**Instruction:** Collect the lines of the entries where "JSON" shows up.

* Begin *

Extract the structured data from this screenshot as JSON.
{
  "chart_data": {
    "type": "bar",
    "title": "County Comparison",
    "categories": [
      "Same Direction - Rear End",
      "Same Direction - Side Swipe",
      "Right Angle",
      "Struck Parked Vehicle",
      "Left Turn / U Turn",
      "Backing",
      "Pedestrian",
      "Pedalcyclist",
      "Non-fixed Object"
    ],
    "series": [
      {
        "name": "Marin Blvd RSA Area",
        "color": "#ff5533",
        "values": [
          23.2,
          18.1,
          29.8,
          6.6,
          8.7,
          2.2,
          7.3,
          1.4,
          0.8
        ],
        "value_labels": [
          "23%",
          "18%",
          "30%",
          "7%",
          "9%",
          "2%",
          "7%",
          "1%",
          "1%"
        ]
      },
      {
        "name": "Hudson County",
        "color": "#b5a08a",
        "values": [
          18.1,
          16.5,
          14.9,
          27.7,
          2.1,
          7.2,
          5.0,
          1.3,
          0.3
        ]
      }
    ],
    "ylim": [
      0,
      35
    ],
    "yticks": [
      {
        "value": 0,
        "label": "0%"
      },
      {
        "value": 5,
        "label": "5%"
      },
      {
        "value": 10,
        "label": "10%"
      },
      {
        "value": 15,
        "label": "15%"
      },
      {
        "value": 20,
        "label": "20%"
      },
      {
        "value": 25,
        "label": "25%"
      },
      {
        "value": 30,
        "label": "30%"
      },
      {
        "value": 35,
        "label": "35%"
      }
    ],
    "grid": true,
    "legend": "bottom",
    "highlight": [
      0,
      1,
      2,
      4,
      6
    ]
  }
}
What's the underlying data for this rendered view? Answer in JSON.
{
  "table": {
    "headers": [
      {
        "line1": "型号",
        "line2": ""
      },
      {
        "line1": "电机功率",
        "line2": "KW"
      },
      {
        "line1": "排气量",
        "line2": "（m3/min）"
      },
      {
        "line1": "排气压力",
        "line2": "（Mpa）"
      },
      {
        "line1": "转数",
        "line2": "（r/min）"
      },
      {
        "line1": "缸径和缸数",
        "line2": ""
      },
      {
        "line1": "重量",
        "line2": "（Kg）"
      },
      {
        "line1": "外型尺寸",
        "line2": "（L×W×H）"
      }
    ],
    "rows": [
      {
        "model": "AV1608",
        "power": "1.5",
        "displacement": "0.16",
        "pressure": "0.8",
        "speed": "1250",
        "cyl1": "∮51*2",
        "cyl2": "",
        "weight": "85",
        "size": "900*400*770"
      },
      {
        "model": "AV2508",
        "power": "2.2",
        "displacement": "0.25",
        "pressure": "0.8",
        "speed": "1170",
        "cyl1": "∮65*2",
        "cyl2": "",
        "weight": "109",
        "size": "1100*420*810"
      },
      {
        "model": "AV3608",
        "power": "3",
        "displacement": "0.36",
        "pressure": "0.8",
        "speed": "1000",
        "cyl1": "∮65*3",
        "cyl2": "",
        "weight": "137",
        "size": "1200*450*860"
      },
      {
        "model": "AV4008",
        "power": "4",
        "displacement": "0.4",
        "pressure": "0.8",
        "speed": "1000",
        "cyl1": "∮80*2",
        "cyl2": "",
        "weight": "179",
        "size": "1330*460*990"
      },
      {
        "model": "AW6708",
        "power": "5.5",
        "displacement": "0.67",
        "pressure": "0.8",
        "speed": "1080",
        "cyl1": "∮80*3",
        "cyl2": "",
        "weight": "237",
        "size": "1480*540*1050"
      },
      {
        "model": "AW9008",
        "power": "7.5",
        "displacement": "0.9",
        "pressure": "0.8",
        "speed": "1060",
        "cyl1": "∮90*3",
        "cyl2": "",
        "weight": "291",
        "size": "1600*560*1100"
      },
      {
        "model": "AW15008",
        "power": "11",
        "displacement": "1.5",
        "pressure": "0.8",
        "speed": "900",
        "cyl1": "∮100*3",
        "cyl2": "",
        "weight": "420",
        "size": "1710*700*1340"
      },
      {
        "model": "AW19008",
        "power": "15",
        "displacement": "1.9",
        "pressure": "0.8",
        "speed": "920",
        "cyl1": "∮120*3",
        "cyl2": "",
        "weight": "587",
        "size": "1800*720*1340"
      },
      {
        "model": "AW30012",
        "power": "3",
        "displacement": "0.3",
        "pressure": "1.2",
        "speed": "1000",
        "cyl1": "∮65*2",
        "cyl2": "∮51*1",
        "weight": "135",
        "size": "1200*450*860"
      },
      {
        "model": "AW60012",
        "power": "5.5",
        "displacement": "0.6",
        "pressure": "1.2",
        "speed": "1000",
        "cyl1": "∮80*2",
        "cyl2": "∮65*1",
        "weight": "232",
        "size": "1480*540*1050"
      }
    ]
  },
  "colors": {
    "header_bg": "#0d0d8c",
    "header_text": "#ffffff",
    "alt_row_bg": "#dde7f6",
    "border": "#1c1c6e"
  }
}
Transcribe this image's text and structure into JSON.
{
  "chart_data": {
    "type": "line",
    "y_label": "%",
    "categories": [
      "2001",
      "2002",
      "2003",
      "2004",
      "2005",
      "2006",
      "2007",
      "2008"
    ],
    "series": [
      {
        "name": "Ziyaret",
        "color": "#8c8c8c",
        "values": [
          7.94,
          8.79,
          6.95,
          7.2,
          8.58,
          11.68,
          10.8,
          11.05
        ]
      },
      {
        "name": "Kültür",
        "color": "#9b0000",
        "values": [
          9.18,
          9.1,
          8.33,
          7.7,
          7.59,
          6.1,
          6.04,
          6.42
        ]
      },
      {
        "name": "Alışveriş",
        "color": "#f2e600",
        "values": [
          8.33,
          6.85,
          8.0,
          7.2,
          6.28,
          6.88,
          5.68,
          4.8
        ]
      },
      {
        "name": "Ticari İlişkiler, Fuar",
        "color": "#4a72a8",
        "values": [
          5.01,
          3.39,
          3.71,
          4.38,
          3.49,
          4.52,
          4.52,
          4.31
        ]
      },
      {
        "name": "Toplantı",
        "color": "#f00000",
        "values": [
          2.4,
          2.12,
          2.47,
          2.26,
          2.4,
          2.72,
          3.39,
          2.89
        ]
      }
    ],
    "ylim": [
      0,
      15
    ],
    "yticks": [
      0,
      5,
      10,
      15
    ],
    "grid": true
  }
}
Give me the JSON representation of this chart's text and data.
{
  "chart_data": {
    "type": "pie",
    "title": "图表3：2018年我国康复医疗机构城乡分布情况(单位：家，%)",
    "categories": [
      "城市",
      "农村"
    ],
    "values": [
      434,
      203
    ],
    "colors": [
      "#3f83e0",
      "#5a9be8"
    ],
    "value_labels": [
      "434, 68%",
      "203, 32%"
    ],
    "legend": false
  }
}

* End *

**Problem solution:**
Extract the structured data from this screenshot as JSON.
What's the underlying data for this rendered view? Answer in JSON.
Transcribe this image's text and structure into JSON.
Give me the JSON representation of this chart's text and data.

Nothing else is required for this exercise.